-------- Data excerpts

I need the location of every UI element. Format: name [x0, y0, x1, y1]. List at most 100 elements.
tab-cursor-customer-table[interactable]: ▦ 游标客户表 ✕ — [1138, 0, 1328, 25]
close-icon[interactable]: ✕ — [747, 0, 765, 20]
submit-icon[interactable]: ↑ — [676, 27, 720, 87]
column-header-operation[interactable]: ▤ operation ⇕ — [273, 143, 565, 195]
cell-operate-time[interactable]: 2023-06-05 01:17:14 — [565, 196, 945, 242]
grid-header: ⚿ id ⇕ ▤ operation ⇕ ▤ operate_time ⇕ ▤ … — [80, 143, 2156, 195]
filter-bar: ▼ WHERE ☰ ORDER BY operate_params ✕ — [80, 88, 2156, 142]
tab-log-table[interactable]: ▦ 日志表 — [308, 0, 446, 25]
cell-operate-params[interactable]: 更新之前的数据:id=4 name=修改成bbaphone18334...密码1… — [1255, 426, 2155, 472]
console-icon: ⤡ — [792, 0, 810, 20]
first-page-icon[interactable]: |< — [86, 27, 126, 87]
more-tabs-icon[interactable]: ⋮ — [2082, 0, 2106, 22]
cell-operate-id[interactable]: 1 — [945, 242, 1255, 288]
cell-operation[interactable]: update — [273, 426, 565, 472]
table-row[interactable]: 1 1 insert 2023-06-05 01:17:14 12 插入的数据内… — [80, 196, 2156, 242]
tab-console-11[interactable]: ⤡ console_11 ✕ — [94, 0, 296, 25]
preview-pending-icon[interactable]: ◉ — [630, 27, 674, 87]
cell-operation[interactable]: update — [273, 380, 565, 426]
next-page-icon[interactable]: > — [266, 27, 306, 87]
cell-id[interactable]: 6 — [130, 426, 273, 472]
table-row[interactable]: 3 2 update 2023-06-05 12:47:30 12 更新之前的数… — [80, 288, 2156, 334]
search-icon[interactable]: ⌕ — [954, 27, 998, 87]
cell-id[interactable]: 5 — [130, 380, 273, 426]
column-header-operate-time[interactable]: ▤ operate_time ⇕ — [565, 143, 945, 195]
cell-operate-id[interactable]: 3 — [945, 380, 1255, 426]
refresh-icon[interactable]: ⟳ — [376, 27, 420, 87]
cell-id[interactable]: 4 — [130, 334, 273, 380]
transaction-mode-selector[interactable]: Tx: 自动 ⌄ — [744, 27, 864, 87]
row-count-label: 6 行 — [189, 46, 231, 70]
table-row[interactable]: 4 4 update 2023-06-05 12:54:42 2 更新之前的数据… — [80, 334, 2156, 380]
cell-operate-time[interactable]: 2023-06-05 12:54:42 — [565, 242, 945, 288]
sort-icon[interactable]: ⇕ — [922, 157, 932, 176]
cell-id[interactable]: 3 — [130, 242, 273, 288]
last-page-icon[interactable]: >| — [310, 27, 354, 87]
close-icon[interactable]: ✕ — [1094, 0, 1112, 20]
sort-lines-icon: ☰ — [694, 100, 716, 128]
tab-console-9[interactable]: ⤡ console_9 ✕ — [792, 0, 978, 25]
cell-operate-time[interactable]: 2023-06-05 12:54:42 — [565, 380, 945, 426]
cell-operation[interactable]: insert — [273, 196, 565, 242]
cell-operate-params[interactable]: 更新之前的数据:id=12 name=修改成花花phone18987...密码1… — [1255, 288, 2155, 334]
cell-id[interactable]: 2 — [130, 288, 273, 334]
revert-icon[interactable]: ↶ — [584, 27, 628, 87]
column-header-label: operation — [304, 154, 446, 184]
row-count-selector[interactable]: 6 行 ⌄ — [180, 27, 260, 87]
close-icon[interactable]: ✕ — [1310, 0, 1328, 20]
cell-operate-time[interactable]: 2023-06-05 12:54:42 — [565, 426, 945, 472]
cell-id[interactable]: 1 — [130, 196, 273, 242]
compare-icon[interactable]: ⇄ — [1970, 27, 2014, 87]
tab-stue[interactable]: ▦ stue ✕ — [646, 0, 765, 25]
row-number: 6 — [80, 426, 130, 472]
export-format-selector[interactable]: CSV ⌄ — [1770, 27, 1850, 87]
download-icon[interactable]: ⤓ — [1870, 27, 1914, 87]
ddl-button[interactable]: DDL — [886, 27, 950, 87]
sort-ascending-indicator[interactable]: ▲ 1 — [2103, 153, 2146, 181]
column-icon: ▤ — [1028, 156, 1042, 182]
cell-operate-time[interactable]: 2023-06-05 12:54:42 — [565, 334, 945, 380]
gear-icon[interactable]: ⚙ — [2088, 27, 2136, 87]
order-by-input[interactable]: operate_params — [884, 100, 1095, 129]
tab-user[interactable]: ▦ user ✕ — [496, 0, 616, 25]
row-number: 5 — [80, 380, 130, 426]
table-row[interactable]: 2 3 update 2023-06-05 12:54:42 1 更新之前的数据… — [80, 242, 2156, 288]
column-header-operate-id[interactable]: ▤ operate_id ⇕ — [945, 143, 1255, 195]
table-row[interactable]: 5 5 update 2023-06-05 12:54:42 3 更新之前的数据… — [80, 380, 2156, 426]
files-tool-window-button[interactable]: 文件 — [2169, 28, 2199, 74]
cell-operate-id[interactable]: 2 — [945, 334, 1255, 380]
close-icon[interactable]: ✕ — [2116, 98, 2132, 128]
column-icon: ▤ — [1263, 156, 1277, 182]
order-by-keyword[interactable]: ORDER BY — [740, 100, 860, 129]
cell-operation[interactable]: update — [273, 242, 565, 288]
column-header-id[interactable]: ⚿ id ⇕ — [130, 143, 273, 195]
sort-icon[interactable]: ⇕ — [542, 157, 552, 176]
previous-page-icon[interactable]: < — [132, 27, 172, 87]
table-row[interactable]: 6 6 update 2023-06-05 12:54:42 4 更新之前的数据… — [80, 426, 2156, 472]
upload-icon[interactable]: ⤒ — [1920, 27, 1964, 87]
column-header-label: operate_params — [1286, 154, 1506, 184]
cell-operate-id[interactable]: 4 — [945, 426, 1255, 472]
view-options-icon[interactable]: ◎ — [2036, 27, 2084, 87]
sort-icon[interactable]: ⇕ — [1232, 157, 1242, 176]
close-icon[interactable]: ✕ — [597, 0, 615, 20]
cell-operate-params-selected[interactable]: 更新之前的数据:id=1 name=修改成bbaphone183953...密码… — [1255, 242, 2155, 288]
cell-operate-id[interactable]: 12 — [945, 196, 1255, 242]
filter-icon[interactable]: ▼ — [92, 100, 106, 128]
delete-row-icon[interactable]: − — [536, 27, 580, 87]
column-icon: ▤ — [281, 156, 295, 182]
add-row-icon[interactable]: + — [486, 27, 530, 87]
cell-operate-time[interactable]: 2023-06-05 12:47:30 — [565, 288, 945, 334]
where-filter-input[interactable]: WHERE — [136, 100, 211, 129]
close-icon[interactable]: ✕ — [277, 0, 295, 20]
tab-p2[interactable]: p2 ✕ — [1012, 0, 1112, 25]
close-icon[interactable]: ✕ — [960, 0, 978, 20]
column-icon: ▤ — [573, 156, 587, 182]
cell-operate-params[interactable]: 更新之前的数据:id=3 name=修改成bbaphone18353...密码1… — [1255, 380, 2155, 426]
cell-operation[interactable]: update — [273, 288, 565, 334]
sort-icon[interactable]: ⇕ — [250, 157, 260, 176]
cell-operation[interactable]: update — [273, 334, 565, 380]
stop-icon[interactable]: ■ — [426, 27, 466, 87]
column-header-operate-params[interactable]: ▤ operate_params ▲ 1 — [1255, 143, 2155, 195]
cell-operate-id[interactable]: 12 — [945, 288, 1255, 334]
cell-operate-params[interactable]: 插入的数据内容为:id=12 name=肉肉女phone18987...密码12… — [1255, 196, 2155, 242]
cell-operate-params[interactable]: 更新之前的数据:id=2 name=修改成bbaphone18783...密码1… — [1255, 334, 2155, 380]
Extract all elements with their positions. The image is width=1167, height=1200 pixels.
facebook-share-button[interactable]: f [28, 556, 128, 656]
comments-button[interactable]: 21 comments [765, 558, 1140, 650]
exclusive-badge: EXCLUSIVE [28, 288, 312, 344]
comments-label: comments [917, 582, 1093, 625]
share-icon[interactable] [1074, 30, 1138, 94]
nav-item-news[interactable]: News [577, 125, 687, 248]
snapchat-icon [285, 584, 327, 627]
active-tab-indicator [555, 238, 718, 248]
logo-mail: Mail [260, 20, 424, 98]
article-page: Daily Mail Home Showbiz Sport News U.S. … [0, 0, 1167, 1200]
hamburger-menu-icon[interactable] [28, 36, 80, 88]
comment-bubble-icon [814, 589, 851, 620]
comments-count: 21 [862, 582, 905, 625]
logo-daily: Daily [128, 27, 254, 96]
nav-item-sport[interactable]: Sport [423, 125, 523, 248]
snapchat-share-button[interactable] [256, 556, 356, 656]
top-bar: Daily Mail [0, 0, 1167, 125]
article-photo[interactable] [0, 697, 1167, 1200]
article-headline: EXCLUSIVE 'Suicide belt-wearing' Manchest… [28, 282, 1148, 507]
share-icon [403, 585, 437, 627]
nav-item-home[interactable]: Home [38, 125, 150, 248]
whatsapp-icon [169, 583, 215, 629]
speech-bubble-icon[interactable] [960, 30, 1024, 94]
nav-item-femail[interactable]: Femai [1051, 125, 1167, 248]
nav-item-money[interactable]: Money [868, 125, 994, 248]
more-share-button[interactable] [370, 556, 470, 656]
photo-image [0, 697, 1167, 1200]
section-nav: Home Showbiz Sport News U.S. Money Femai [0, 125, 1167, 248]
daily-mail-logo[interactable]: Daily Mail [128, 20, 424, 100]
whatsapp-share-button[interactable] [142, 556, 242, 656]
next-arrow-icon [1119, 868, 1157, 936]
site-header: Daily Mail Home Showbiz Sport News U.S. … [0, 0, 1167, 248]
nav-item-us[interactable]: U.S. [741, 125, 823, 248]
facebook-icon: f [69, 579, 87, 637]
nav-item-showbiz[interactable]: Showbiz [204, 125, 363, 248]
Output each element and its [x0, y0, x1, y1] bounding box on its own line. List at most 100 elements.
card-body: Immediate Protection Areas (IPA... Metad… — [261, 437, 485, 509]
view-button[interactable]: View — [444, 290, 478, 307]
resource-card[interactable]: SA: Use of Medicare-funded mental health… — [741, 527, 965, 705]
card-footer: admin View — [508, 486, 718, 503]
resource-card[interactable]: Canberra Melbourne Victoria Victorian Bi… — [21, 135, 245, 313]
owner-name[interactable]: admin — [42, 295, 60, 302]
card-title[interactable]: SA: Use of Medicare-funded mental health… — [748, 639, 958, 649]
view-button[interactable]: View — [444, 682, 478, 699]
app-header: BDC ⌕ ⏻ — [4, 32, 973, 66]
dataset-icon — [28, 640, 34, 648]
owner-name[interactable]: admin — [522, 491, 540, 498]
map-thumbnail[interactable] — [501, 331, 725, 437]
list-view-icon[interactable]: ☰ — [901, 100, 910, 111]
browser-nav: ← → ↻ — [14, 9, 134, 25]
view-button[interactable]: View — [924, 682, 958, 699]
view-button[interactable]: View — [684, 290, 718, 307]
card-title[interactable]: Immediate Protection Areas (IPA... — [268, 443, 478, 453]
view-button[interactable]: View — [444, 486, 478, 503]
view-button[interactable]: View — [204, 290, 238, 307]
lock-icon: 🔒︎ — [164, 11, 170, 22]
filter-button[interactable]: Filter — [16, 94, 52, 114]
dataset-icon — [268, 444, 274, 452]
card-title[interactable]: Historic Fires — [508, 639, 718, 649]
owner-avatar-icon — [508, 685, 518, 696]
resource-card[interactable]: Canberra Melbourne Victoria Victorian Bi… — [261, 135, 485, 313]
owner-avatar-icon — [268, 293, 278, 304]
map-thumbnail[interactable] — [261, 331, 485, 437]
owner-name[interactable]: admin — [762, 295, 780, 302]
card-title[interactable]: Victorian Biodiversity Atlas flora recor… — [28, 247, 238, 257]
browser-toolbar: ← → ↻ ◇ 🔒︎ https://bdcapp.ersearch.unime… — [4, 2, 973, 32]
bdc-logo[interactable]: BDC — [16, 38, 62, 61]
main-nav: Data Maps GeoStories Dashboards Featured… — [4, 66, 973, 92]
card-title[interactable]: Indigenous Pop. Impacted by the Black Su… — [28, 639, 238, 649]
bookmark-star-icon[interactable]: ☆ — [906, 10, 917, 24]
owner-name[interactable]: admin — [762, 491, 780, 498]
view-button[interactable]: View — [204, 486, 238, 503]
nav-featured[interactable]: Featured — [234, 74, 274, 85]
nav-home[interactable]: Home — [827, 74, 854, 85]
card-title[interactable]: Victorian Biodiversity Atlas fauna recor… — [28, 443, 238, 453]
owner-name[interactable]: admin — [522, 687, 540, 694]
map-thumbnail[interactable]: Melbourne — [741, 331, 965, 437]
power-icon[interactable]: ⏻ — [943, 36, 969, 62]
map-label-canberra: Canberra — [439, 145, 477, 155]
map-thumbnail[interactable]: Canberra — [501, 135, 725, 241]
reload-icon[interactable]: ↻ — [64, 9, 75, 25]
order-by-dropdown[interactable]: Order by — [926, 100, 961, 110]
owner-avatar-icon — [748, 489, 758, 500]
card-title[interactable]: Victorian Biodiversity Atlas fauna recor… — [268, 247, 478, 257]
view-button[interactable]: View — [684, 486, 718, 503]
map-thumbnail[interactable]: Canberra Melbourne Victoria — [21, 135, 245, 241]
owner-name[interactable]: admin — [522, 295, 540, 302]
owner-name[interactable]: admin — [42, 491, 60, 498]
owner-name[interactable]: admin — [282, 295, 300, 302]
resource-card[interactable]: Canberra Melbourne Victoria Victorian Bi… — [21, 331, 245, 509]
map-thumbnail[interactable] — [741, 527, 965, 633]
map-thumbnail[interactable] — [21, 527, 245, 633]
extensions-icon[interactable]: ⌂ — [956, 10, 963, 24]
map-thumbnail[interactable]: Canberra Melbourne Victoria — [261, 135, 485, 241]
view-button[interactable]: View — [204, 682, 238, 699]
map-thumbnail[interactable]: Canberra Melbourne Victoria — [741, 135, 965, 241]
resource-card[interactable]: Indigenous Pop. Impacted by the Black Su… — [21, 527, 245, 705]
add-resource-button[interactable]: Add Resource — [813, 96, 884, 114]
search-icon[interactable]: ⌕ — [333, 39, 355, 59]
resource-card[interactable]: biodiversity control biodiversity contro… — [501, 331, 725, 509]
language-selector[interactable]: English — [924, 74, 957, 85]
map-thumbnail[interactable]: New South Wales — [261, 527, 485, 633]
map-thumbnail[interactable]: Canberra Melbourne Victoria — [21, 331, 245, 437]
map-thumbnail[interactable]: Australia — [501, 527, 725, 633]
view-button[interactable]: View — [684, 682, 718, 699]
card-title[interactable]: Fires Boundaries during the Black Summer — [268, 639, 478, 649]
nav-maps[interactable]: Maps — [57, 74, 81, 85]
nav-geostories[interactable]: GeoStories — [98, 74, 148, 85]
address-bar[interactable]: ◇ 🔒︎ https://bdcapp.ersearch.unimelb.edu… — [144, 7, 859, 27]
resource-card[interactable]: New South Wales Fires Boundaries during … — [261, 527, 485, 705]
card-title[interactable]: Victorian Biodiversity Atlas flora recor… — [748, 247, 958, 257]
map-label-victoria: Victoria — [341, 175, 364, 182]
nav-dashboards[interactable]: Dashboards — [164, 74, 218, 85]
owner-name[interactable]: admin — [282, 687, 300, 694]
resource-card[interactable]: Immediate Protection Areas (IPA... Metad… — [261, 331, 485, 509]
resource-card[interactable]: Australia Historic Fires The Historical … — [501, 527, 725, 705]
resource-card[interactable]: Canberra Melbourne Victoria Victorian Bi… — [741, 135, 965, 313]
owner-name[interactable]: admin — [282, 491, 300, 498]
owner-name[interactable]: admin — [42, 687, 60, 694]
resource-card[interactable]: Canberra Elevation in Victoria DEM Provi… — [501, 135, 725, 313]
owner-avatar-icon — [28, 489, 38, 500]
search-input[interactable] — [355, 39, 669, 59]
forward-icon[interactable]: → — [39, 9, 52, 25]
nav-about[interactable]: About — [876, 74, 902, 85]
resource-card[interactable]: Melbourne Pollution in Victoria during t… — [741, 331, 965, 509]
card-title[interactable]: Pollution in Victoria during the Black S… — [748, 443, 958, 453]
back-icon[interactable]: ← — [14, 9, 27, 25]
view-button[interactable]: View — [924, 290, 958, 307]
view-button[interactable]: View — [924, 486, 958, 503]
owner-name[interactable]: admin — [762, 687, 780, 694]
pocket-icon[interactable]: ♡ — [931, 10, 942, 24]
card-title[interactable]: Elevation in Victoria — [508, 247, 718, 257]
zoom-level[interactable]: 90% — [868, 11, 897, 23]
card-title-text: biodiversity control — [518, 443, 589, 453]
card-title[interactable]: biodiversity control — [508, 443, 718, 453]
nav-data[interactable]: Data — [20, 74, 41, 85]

----------------

◆ Instructions to follow ◆
Reproduce the records verbatim, from the first line through the line containing "tab-log-table[interactable]: ▦ 日志表", including both of those lines.

◆ Completed exercise ◆
I need the location of every UI element. Format: name [x0, y0, x1, y1]. List at most 100 elements.
tab-cursor-customer-table[interactable]: ▦ 游标客户表 ✕ — [1138, 0, 1328, 25]
close-icon[interactable]: ✕ — [747, 0, 765, 20]
submit-icon[interactable]: ↑ — [676, 27, 720, 87]
column-header-operation[interactable]: ▤ operation ⇕ — [273, 143, 565, 195]
cell-operate-time[interactable]: 2023-06-05 01:17:14 — [565, 196, 945, 242]
grid-header: ⚿ id ⇕ ▤ operation ⇕ ▤ operate_time ⇕ ▤ … — [80, 143, 2156, 195]
filter-bar: ▼ WHERE ☰ ORDER BY operate_params ✕ — [80, 88, 2156, 142]
tab-log-table[interactable]: ▦ 日志表 — [308, 0, 446, 25]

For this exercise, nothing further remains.